AIM OF THE EXERCISE = According to the news report on the Egyptian envoy, when and where was Ihab al-Sherif abducted?

TEXT PASSAGE =
Al Qaeda in Iraq said in a Web statement Thursday that it has killed Egypt's top envoy in Iraq, posting a video of the blindfolded diplomat identifying himself.

"We announce in the al Qaeda in Iraq that the verdict of God against the ambassador of the infidels, the ambassador of Egypt, has been carried out. Thank God," a written statement in the Web posting said.

The video does not show the envoy, Ihab al-Sherif, being killed.

Al Qaeda in Iraq, headed by Jordanian militant Abu Musab al-Zarqawi, said a day earlier that it had sentenced al-Sherif to death as an "apostate" for his country's support of the United States and the Iraqi government. The group has previously beheaded several foreign hostages, including three Americans.

Al-Sherif, who was sent to Baghdad in early June, was abducted from a Baghdad street late Saturday.

The video shows a man who appears to be the diplomat, blindfolded and wearing a polo shirt. He identifies himself as al-Sherif, says he is the head of the interests section in Iraq and gives his address. He then says he worked previously in Israel, where al-Sherif was part of the Egyptian embassy.

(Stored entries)
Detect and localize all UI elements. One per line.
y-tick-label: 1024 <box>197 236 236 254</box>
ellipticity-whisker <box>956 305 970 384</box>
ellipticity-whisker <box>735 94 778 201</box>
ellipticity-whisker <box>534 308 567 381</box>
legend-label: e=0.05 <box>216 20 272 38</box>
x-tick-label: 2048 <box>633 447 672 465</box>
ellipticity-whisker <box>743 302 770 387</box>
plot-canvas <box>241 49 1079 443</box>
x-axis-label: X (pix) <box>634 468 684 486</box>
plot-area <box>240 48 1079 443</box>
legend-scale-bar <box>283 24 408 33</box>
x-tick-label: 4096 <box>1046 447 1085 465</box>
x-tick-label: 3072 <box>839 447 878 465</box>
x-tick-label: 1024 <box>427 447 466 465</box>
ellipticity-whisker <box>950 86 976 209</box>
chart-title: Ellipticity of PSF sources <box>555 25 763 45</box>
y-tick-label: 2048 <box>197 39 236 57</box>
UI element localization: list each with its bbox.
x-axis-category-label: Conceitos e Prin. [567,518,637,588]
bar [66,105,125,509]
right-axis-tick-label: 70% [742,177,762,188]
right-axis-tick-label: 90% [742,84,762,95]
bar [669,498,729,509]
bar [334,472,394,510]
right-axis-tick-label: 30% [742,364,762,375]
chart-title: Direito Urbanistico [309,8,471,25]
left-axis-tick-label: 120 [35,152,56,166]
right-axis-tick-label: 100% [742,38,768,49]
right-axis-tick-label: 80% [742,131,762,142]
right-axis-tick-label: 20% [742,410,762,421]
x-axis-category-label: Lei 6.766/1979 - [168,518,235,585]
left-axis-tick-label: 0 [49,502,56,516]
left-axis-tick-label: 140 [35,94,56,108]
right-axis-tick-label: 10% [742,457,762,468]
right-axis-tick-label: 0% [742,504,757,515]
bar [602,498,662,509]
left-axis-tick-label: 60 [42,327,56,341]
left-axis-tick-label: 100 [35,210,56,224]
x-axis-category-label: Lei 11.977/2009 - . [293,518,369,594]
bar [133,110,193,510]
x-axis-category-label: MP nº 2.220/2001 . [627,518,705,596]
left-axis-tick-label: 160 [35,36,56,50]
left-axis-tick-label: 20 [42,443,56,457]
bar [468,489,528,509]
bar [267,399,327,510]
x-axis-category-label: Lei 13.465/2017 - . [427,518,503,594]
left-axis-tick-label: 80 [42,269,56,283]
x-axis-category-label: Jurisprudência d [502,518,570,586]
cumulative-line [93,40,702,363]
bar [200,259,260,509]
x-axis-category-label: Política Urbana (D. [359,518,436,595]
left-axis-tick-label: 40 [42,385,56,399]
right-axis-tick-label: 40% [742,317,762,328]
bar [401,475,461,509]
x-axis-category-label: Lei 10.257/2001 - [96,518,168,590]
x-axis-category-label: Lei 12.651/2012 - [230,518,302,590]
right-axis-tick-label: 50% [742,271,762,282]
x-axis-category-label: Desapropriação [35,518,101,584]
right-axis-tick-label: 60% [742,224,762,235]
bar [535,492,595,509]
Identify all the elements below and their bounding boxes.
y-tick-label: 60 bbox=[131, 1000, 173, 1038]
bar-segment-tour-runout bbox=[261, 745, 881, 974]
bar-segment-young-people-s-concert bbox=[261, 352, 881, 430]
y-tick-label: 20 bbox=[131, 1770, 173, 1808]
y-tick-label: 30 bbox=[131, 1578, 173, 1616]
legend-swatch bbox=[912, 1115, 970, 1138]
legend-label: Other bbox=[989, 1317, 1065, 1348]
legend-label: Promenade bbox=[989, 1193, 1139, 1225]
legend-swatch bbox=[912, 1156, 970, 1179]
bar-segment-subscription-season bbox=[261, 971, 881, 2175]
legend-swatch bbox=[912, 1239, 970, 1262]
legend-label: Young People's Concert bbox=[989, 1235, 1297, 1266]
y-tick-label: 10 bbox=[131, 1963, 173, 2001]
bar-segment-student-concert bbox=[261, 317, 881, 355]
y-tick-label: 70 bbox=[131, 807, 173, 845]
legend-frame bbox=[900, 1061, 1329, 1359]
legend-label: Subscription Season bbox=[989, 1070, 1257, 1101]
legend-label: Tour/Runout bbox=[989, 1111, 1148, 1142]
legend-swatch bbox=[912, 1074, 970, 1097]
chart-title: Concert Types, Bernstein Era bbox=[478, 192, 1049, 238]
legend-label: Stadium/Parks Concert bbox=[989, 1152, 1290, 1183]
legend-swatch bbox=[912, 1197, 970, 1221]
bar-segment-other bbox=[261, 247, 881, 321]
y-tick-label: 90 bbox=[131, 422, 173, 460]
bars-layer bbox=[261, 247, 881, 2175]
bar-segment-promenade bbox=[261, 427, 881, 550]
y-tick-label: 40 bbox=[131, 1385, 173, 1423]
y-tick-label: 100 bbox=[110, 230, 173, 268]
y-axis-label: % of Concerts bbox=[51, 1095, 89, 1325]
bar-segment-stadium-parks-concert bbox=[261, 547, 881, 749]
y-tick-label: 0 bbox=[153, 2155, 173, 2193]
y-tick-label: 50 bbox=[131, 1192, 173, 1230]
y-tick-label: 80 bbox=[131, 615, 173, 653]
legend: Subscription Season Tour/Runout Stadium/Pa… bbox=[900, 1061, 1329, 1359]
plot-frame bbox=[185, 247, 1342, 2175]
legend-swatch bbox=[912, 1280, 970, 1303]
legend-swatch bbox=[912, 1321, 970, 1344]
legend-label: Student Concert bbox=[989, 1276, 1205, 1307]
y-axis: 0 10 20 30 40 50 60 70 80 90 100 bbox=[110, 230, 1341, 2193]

TASK SOLUTION = He was abducted from a Baghdad street late Saturday.